*Problem to solve*. The listing below should be copied in full, word for word.

Some records
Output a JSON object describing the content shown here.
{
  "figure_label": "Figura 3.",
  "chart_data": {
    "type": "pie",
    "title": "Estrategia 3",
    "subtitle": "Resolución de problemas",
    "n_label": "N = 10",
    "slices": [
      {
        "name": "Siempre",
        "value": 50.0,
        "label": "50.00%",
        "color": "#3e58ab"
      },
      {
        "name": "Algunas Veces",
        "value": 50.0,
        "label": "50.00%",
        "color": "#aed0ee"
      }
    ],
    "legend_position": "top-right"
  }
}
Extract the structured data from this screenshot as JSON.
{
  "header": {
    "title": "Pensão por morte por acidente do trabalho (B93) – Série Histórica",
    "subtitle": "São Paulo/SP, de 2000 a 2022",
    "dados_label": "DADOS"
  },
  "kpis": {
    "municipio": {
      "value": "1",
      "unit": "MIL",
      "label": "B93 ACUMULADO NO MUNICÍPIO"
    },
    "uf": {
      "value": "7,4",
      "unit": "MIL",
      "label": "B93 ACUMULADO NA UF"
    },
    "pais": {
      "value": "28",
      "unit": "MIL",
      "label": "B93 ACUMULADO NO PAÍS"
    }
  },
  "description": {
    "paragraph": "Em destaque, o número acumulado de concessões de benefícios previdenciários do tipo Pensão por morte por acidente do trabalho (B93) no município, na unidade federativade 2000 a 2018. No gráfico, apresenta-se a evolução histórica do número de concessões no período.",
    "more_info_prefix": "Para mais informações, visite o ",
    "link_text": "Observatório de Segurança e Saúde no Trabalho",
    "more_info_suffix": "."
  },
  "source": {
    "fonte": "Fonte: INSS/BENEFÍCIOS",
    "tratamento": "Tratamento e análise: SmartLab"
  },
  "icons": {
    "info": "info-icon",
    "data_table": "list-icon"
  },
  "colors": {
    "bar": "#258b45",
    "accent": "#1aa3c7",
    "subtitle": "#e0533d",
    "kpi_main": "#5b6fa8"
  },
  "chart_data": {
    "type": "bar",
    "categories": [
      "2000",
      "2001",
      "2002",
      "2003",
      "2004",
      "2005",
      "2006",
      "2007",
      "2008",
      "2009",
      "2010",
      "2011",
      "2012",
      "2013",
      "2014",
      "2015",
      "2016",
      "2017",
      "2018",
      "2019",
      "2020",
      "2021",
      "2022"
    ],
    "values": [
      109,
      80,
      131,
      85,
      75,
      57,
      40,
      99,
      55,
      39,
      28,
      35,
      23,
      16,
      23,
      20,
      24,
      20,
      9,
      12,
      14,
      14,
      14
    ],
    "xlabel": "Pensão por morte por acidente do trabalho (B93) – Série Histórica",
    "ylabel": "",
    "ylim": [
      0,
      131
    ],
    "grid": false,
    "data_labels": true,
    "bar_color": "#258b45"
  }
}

*Response to this exercise*.
Output a JSON object describing the content shown here.
{
  "figure_label": "Figura 3.",
  "chart_data": {
    "type": "pie",
    "title": "Estrategia 3",
    "subtitle": "Resolución de problemas",
    "n_label": "N = 10",
    "slices": [
      {
        "name": "Siempre",
        "value": 50.0,
        "label": "50.00%",
        "color": "#3e58ab"
      },
      {
        "name": "Algunas Veces",
        "value": 50.0,
        "label": "50.00%",
        "color": "#aed0ee"
      }
    ],
    "legend_position": "top-right"
  }
}
Extract the structured data from this screenshot as JSON.
{
  "header": {
    "title": "Pensão por morte por acidente do trabalho (B93) – Série Histórica",
    "subtitle": "São Paulo/SP, de 2000 a 2022",
    "dados_label": "DADOS"
  },
  "kpis": {
    "municipio": {
      "value": "1",
      "unit": "MIL",
      "label": "B93 ACUMULADO NO MUNICÍPIO"
    },
    "uf": {
      "value": "7,4",
      "unit": "MIL",
      "label": "B93 ACUMULADO NA UF"
    },
    "pais": {
      "value": "28",
      "unit": "MIL",
      "label": "B93 ACUMULADO NO PAÍS"
    }
  },
  "description": {
    "paragraph": "Em destaque, o número acumulado de concessões de benefícios previdenciários do tipo Pensão por morte por acidente do trabalho (B93) no município, na unidade federativade 2000 a 2018. No gráfico, apresenta-se a evolução histórica do número de concessões no período.",
    "more_info_prefix": "Para mais informações, visite o ",
    "link_text": "Observatório de Segurança e Saúde no Trabalho",
    "more_info_suffix": "."
  },
  "source": {
    "fonte": "Fonte: INSS/BENEFÍCIOS",
    "tratamento": "Tratamento e análise: SmartLab"
  },
  "icons": {
    "info": "info-icon",
    "data_table": "list-icon"
  },
  "colors": {
    "bar": "#258b45",
    "accent": "#1aa3c7",
    "subtitle": "#e0533d",
    "kpi_main": "#5b6fa8"
  },
  "chart_data": {
    "type": "bar",
    "categories": [
      "2000",
      "2001",
      "2002",
      "2003",
      "2004",
      "2005",
      "2006",
      "2007",
      "2008",
      "2009",
      "2010",
      "2011",
      "2012",
      "2013",
      "2014",
      "2015",
      "2016",
      "2017",
      "2018",
      "2019",
      "2020",
      "2021",
      "2022"
    ],
    "values": [
      109,
      80,
      131,
      85,
      75,
      57,
      40,
      99,
      55,
      39,
      28,
      35,
      23,
      16,
      23,
      20,
      24,
      20,
      9,
      12,
      14,
      14,
      14
    ],
    "xlabel": "Pensão por morte por acidente do trabalho (B93) – Série Histórica",
    "ylabel": "",
    "ylim": [
      0,
      131
    ],
    "grid": false,
    "data_labels": true,
    "bar_color": "#258b45"
  }
}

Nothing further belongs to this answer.